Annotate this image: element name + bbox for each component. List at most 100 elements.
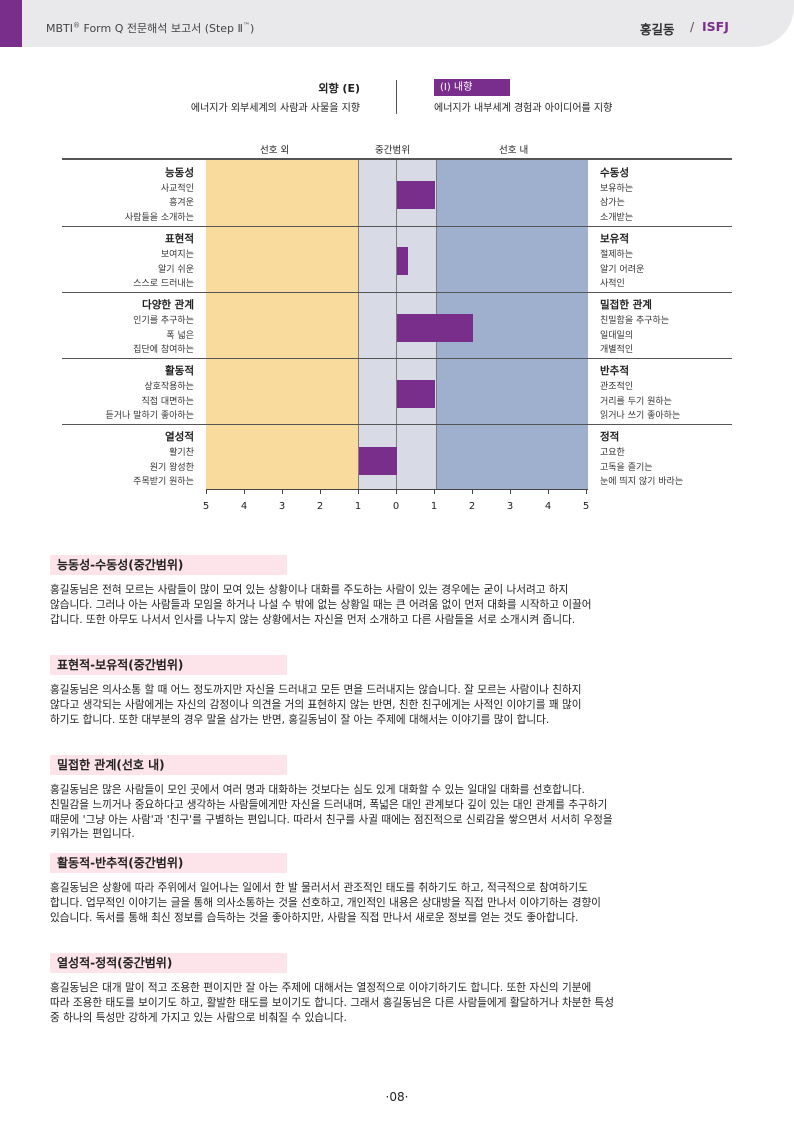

..........

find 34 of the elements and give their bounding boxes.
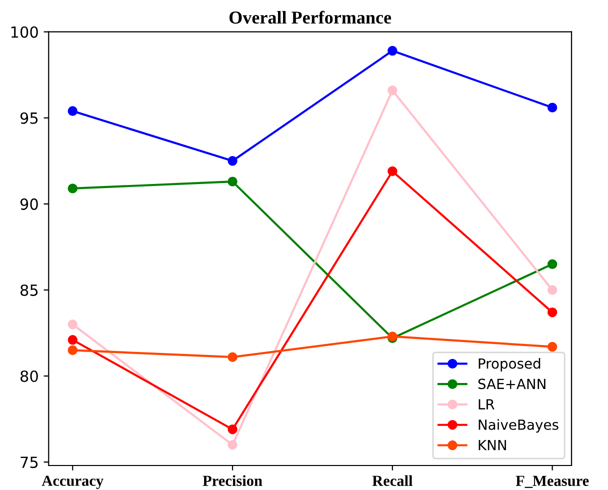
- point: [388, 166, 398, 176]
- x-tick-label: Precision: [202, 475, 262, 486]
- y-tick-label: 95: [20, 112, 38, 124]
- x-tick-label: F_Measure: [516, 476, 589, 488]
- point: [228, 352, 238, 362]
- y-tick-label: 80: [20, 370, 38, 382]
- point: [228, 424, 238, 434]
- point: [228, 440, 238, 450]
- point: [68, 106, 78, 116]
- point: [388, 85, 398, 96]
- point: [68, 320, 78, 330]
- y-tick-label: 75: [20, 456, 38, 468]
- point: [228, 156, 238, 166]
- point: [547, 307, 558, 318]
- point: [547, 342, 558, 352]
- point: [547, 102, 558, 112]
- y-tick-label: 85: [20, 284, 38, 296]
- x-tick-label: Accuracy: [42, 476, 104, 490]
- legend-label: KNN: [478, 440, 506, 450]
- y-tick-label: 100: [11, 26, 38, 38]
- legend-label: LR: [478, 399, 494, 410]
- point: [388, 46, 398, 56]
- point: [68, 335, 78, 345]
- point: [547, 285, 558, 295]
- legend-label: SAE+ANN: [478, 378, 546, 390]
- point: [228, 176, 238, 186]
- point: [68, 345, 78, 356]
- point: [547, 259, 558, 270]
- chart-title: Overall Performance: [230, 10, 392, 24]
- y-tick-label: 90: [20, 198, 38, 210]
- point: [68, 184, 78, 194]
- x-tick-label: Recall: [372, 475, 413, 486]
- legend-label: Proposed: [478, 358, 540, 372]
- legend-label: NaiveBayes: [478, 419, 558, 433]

..........

* **THE PROBLEM**: Please put the data from the line containing "find 34 of the" through the line containing "- y-tick-label: 100: [11, 26, 38, 38]", inclusive, into a JSON list of strings, one string per line, with blank lines left out. Leave the pictures out of the list.

* **SOLUTION**:
[
  "find 34 of the elements and give their bounding boxes.",
  "- point: [388, 166, 398, 176]",
  "- x-tick-label: Precision: [202, 475, 262, 486]",
  "- y-tick-label: 95: [20, 112, 38, 124]",
  "- x-tick-label: F_Measure: [516, 476, 589, 488]",
  "- point: [228, 352, 238, 362]",
  "- y-tick-label: 80: [20, 370, 38, 382]",
  "- point: [228, 424, 238, 434]",
  "- point: [228, 440, 238, 450]",
  "- point: [68, 106, 78, 116]",
  "- point: [388, 85, 398, 96]",
  "- point: [68, 320, 78, 330]",
  "- y-tick-label: 75: [20, 456, 38, 468]",
  "- point: [228, 156, 238, 166]",
  "- point: [547, 307, 558, 318]",
  "- point: [547, 342, 558, 352]",
  "- point: [547, 102, 558, 112]",
  "- y-tick-label: 85: [20, 284, 38, 296]",
  "- x-tick-label: Accuracy: [42, 476, 104, 490]",
  "- legend-label: KNN: [478, 440, 506, 450]",
  "- y-tick-label: 100: [11, 26, 38, 38]"
]